> **BRIEF**
Search the material below for the word "uudelleen". Copy every line that has it.

> **DATASET RECORDS**

┏━━

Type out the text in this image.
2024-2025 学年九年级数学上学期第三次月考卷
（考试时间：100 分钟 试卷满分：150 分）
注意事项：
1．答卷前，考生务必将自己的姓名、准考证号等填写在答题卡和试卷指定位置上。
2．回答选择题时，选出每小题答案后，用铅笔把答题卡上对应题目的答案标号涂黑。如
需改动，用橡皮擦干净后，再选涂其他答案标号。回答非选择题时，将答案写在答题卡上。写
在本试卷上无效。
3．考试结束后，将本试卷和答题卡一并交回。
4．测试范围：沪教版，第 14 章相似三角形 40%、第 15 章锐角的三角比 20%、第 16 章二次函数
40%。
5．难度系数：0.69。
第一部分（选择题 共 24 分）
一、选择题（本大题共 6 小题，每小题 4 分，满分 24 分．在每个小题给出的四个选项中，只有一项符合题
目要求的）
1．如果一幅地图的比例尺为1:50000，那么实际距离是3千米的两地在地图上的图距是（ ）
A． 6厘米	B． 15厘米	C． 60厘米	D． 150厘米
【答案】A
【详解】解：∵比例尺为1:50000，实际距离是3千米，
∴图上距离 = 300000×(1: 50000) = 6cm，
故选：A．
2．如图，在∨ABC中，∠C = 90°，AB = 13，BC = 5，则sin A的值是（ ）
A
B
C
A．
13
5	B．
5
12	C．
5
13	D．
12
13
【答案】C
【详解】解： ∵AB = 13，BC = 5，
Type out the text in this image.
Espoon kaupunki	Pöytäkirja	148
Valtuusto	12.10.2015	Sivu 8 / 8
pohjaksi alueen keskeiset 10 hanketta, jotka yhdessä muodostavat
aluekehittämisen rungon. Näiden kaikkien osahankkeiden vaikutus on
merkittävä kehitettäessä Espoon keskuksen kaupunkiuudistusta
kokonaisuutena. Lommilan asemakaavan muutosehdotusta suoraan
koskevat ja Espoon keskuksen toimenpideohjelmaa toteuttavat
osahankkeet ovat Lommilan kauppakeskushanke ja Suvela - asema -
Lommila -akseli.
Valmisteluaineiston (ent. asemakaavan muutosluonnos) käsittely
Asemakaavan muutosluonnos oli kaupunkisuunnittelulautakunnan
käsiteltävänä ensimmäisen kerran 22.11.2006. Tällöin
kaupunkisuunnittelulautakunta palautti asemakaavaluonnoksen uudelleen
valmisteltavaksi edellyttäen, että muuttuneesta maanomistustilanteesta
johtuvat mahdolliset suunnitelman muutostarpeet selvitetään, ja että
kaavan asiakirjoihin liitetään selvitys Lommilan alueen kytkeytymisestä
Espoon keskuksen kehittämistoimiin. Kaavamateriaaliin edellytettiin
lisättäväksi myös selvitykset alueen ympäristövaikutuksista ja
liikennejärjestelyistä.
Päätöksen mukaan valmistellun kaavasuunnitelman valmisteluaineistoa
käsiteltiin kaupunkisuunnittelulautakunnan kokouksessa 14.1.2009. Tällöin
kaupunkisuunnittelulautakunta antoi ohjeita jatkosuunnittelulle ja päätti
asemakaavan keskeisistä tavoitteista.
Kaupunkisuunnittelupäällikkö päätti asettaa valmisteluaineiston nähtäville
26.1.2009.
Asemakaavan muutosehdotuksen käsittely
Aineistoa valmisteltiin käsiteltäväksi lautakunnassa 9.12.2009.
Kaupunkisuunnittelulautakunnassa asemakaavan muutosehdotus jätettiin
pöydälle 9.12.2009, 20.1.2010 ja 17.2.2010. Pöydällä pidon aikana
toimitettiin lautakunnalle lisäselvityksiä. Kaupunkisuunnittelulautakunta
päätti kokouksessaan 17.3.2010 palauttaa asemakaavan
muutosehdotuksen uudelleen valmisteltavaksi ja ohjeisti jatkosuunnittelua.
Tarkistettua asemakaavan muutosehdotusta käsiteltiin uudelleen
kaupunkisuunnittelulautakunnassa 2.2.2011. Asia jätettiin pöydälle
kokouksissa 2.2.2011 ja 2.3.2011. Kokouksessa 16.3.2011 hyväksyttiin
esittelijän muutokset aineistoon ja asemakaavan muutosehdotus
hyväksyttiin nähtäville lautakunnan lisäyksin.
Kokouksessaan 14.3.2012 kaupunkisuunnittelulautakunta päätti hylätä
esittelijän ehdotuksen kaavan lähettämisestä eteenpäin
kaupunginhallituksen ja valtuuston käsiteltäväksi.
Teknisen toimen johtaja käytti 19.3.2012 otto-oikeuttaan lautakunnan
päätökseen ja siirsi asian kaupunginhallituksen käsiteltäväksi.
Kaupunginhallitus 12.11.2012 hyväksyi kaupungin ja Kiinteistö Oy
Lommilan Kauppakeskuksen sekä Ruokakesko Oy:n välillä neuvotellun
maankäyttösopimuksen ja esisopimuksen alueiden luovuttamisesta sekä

┗━━

> **OUTPUT OF THE TASK**
kaupunkisuunnittelulautakunta palautti asemakaavaluonnoksen uudelleen
muutosehdotuksen uudelleen valmisteltavaksi ja ohjeisti jatkosuunnittelua.
Tarkistettua asemakaavan muutosehdotusta käsiteltiin uudelleen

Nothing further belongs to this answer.